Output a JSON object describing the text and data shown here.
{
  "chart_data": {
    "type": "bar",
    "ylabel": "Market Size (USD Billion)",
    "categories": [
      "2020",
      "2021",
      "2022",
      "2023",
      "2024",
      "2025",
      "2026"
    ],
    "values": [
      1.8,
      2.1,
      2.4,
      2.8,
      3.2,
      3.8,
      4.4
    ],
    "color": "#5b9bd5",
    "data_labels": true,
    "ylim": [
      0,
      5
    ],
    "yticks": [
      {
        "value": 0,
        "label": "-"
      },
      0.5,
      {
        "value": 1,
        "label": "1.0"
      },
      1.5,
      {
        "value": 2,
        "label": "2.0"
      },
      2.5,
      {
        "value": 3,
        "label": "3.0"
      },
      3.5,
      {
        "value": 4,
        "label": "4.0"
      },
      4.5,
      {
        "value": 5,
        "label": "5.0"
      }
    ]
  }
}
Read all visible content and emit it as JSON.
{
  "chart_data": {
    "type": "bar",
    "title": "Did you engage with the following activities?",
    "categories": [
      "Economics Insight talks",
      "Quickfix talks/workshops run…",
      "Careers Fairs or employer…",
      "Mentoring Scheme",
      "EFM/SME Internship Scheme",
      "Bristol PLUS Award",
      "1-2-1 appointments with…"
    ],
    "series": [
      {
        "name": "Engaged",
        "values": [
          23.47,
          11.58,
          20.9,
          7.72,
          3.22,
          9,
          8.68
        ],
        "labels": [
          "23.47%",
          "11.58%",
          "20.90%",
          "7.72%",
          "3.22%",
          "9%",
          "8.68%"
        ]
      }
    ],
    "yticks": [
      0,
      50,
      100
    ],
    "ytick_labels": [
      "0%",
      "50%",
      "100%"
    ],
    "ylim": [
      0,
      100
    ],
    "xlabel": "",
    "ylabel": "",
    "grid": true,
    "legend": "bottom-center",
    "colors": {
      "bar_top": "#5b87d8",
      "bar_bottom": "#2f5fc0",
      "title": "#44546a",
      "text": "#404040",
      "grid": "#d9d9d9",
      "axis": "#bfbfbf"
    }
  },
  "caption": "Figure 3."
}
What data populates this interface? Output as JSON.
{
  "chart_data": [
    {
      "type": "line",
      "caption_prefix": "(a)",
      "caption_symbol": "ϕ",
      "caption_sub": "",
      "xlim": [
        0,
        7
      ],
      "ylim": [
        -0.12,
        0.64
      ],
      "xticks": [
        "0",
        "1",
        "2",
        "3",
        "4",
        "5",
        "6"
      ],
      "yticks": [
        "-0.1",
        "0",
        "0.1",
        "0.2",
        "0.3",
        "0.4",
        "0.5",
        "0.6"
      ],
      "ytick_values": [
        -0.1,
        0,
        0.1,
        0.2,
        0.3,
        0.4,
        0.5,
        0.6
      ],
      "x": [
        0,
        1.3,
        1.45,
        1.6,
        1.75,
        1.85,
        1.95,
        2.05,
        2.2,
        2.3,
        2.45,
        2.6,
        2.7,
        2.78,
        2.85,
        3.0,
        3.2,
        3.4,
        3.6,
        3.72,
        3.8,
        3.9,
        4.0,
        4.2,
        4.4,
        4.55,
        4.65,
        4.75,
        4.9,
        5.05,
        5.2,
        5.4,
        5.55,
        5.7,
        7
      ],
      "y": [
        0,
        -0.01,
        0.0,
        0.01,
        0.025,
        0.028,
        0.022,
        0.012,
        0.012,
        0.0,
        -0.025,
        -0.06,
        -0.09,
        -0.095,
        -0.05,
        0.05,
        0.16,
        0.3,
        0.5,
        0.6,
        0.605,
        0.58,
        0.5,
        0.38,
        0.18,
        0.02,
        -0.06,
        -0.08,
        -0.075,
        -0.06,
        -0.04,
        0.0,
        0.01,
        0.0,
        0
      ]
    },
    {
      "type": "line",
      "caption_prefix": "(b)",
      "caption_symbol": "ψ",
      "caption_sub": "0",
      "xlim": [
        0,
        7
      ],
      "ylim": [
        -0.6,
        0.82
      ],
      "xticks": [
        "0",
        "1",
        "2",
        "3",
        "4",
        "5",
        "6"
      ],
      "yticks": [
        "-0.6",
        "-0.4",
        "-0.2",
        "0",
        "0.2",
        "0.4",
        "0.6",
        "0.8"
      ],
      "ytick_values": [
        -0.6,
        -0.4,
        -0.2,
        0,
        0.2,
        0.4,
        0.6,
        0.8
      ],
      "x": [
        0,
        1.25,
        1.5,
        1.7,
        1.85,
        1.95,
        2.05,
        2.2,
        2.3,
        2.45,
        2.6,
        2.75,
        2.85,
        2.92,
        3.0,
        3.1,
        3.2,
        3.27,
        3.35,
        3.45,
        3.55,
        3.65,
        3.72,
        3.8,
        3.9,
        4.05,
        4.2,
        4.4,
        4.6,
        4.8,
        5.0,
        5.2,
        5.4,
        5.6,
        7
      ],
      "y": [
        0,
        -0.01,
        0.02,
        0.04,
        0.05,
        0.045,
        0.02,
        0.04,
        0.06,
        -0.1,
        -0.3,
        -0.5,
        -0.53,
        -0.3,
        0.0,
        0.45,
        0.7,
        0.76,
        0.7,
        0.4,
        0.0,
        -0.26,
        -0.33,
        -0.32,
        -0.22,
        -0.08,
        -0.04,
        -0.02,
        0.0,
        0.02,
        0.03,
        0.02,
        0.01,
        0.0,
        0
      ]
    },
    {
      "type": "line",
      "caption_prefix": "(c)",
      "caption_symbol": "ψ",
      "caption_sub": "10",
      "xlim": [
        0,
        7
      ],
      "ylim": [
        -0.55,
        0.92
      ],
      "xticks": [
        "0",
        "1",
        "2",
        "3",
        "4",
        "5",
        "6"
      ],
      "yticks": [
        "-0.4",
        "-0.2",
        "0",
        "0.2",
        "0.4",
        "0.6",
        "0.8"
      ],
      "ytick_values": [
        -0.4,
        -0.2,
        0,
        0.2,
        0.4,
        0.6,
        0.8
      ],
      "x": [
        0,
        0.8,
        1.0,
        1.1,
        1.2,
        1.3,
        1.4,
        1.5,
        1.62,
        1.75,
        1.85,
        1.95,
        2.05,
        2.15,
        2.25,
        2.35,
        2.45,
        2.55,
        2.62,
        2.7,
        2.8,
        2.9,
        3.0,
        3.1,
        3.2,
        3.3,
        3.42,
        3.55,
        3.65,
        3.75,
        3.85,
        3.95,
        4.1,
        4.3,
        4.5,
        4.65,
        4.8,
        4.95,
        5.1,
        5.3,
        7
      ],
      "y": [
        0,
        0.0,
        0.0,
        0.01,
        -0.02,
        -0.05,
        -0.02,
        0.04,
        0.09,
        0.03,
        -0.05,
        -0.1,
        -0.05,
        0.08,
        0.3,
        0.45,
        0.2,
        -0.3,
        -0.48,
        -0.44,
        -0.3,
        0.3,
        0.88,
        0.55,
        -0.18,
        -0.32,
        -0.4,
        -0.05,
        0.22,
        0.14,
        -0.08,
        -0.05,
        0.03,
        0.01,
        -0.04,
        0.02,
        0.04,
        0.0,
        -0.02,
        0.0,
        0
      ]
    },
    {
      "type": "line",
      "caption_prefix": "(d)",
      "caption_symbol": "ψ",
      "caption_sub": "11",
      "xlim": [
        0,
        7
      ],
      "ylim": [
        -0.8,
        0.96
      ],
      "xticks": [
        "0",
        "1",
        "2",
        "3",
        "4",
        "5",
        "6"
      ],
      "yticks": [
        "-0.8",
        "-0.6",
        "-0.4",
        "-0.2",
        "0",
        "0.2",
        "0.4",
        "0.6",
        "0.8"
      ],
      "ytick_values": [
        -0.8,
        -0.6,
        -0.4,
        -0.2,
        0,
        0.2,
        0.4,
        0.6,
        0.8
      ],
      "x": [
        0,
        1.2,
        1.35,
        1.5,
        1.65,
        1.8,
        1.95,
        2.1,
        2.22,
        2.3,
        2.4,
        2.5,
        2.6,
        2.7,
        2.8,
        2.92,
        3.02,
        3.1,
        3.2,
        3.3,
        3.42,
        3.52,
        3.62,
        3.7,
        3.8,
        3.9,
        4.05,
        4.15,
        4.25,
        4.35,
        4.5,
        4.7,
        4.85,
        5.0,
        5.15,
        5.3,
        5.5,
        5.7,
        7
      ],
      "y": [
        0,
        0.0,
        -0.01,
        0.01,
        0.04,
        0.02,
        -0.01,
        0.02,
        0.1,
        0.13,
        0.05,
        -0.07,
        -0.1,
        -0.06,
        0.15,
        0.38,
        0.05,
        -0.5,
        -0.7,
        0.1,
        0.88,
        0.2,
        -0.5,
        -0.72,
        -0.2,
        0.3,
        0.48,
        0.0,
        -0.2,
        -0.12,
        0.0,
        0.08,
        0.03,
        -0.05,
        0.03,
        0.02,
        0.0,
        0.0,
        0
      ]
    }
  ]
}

==========

→ Problem statement: Copy, from the material above, each line in which the string "with" occurs.

→ Answer to this exercise:
    "title": "Did you engage with the following activities?",
      "1-2-1 appointments with…"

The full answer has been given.